**Problem:**
Please transcribe the data below exactly. Leave the pictures out.

## START Raw data

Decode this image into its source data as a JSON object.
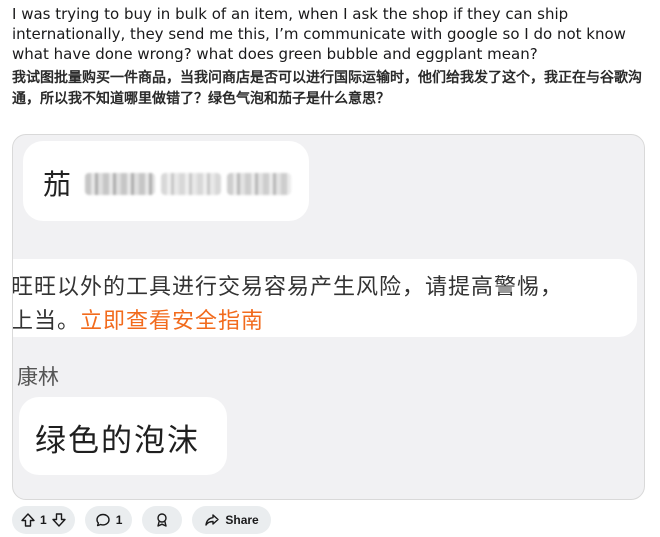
{
  "post": {
    "body_en": "I was trying to buy in bulk of an item, when I ask the shop if they can ship internationally, they send me this, I’m communicate with google so I do not know what have done wrong? what does green bubble and eggplant mean?",
    "body_zh": "我试图批量购买一件商品，当我问商店是否可以进行国际运输时，他们给我发了这个，我正在与谷歌沟通，所以我不知道哪里做错了？绿色气泡和茄子是什么意思？"
  },
  "screenshot": {
    "top_bubble_char": "茄",
    "notice_line1": "旺旺以外的工具进行交易容易产生风险，请提高警惕，",
    "notice_line2_prefix": "上当。",
    "notice_link": "立即查看安全指南",
    "sender_name": "康林",
    "green_bubble_text": "绿色的泡沫"
  },
  "actions": {
    "vote_count": "1",
    "comment_count": "1",
    "share_label": "Share"
  },
  "colors": {
    "link_orange": "#f26b1d",
    "pill_bg": "#eaedef"
  }
}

## END Raw data

**Full response:**
Decode this image into its source data as a JSON object.
{
  "post": {
    "body_en": "I was trying to buy in bulk of an item, when I ask the shop if they can ship internationally, they send me this, I’m communicate with google so I do not know what have done wrong? what does green bubble and eggplant mean?",
    "body_zh": "我试图批量购买一件商品，当我问商店是否可以进行国际运输时，他们给我发了这个，我正在与谷歌沟通，所以我不知道哪里做错了？绿色气泡和茄子是什么意思？"
  },
  "screenshot": {
    "top_bubble_char": "茄",
    "notice_line1": "旺旺以外的工具进行交易容易产生风险，请提高警惕，",
    "notice_line2_prefix": "上当。",
    "notice_link": "立即查看安全指南",
    "sender_name": "康林",
    "green_bubble_text": "绿色的泡沫"
  },
  "actions": {
    "vote_count": "1",
    "comment_count": "1",
    "share_label": "Share"
  },
  "colors": {
    "link_orange": "#f26b1d",
    "pill_bg": "#eaedef"
  }
}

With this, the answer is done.